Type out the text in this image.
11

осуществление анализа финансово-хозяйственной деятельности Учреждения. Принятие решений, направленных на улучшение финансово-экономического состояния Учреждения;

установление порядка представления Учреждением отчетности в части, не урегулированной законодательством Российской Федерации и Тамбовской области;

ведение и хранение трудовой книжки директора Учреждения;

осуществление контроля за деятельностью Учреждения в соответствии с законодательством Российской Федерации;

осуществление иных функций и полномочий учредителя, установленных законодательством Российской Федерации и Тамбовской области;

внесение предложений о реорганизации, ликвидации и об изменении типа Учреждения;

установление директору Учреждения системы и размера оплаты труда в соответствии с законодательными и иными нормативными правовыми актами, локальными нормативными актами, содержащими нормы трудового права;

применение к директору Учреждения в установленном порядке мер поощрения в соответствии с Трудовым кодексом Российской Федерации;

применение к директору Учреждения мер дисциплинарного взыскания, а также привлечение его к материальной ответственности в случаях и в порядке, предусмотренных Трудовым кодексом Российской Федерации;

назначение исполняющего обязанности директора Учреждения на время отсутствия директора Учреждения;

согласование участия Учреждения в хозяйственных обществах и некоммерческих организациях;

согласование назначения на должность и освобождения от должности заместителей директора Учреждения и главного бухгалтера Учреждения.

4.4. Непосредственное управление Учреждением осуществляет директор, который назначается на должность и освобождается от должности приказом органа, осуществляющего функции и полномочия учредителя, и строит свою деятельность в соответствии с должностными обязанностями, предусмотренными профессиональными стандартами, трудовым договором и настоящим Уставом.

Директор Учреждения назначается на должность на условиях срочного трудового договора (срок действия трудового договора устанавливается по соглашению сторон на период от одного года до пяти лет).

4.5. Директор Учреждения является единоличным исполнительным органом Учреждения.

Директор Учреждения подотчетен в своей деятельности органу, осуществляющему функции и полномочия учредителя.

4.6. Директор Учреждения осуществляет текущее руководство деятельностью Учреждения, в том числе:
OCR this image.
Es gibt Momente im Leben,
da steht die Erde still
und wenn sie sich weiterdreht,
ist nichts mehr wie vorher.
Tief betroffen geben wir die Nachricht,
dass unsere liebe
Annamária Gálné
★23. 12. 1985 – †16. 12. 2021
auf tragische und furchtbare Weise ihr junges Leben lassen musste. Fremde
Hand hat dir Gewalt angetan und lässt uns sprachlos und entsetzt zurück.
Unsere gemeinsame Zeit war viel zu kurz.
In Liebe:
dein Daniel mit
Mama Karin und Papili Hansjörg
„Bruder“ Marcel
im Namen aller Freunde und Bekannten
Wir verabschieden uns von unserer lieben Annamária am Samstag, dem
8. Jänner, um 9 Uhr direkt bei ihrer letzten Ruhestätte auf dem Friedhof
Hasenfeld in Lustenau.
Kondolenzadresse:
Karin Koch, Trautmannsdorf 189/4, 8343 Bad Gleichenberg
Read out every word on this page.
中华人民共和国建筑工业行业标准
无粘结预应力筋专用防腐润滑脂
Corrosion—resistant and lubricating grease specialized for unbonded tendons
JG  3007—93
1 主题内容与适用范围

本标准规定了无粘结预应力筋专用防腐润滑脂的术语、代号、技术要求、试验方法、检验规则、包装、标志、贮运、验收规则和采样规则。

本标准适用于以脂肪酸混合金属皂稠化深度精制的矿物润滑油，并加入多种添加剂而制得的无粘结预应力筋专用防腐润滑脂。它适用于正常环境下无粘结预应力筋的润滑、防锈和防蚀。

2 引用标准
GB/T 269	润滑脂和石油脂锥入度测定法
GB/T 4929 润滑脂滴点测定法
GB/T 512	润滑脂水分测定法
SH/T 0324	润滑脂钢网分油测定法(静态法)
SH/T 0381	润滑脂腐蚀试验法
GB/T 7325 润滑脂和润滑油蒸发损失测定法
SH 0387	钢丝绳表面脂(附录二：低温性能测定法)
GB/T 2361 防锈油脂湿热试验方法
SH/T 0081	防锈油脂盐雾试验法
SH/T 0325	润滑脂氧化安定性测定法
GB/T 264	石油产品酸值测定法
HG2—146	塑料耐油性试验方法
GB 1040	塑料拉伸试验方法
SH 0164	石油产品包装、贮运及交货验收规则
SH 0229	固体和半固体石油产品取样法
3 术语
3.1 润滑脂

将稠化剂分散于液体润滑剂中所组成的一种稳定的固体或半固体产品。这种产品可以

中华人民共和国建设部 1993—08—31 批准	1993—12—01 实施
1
-----
EXERCISE OBJECTIVE =>
Write out the full listing exactly as given.

COMPLETED TASK =>
Type out the text in this image.
11

осуществление анализа финансово-хозяйственной деятельности Учреждения. Принятие решений, направленных на улучшение финансово-экономического состояния Учреждения;

установление порядка представления Учреждением отчетности в части, не урегулированной законодательством Российской Федерации и Тамбовской области;

ведение и хранение трудовой книжки директора Учреждения;

осуществление контроля за деятельностью Учреждения в соответствии с законодательством Российской Федерации;

осуществление иных функций и полномочий учредителя, установленных законодательством Российской Федерации и Тамбовской области;

внесение предложений о реорганизации, ликвидации и об изменении типа Учреждения;

установление директору Учреждения системы и размера оплаты труда в соответствии с законодательными и иными нормативными правовыми актами, локальными нормативными актами, содержащими нормы трудового права;

применение к директору Учреждения в установленном порядке мер поощрения в соответствии с Трудовым кодексом Российской Федерации;

применение к директору Учреждения мер дисциплинарного взыскания, а также привлечение его к материальной ответственности в случаях и в порядке, предусмотренных Трудовым кодексом Российской Федерации;

назначение исполняющего обязанности директора Учреждения на время отсутствия директора Учреждения;

согласование участия Учреждения в хозяйственных обществах и некоммерческих организациях;

согласование назначения на должность и освобождения от должности заместителей директора Учреждения и главного бухгалтера Учреждения.

4.4. Непосредственное управление Учреждением осуществляет директор, который назначается на должность и освобождается от должности приказом органа, осуществляющего функции и полномочия учредителя, и строит свою деятельность в соответствии с должностными обязанностями, предусмотренными профессиональными стандартами, трудовым договором и настоящим Уставом.

Директор Учреждения назначается на должность на условиях срочного трудового договора (срок действия трудового договора устанавливается по соглашению сторон на период от одного года до пяти лет).

4.5. Директор Учреждения является единоличным исполнительным органом Учреждения.

Директор Учреждения подотчетен в своей деятельности органу, осуществляющему функции и полномочия учредителя.

4.6. Директор Учреждения осуществляет текущее руководство деятельностью Учреждения, в том числе:
OCR this image.
Es gibt Momente im Leben,
da steht die Erde still
und wenn sie sich weiterdreht,
ist nichts mehr wie vorher.
Tief betroffen geben wir die Nachricht,
dass unsere liebe
Annamária Gálné
★23. 12. 1985 – †16. 12. 2021
auf tragische und furchtbare Weise ihr junges Leben lassen musste. Fremde
Hand hat dir Gewalt angetan und lässt uns sprachlos und entsetzt zurück.
Unsere gemeinsame Zeit war viel zu kurz.
In Liebe:
dein Daniel mit
Mama Karin und Papili Hansjörg
„Bruder“ Marcel
im Namen aller Freunde und Bekannten
Wir verabschieden uns von unserer lieben Annamária am Samstag, dem
8. Jänner, um 9 Uhr direkt bei ihrer letzten Ruhestätte auf dem Friedhof
Hasenfeld in Lustenau.
Kondolenzadresse:
Karin Koch, Trautmannsdorf 189/4, 8343 Bad Gleichenberg
Read out every word on this page.
中华人民共和国建筑工业行业标准
无粘结预应力筋专用防腐润滑脂
Corrosion—resistant and lubricating grease specialized for unbonded tendons
JG  3007—93
1 主题内容与适用范围

本标准规定了无粘结预应力筋专用防腐润滑脂的术语、代号、技术要求、试验方法、检验规则、包装、标志、贮运、验收规则和采样规则。

本标准适用于以脂肪酸混合金属皂稠化深度精制的矿物润滑油，并加入多种添加剂而制得的无粘结预应力筋专用防腐润滑脂。它适用于正常环境下无粘结预应力筋的润滑、防锈和防蚀。

2 引用标准
GB/T 269	润滑脂和石油脂锥入度测定法
GB/T 4929 润滑脂滴点测定法
GB/T 512	润滑脂水分测定法
SH/T 0324	润滑脂钢网分油测定法(静态法)
SH/T 0381	润滑脂腐蚀试验法
GB/T 7325 润滑脂和润滑油蒸发损失测定法
SH 0387	钢丝绳表面脂(附录二：低温性能测定法)
GB/T 2361 防锈油脂湿热试验方法
SH/T 0081	防锈油脂盐雾试验法
SH/T 0325	润滑脂氧化安定性测定法
GB/T 264	石油产品酸值测定法
HG2—146	塑料耐油性试验方法
GB 1040	塑料拉伸试验方法
SH 0164	石油产品包装、贮运及交货验收规则
SH 0229	固体和半固体石油产品取样法
3 术语
3.1 润滑脂

将稠化剂分散于液体润滑剂中所组成的一种稳定的固体或半固体产品。这种产品可以

中华人民共和国建设部 1993—08—31 批准	1993—12—01 实施
1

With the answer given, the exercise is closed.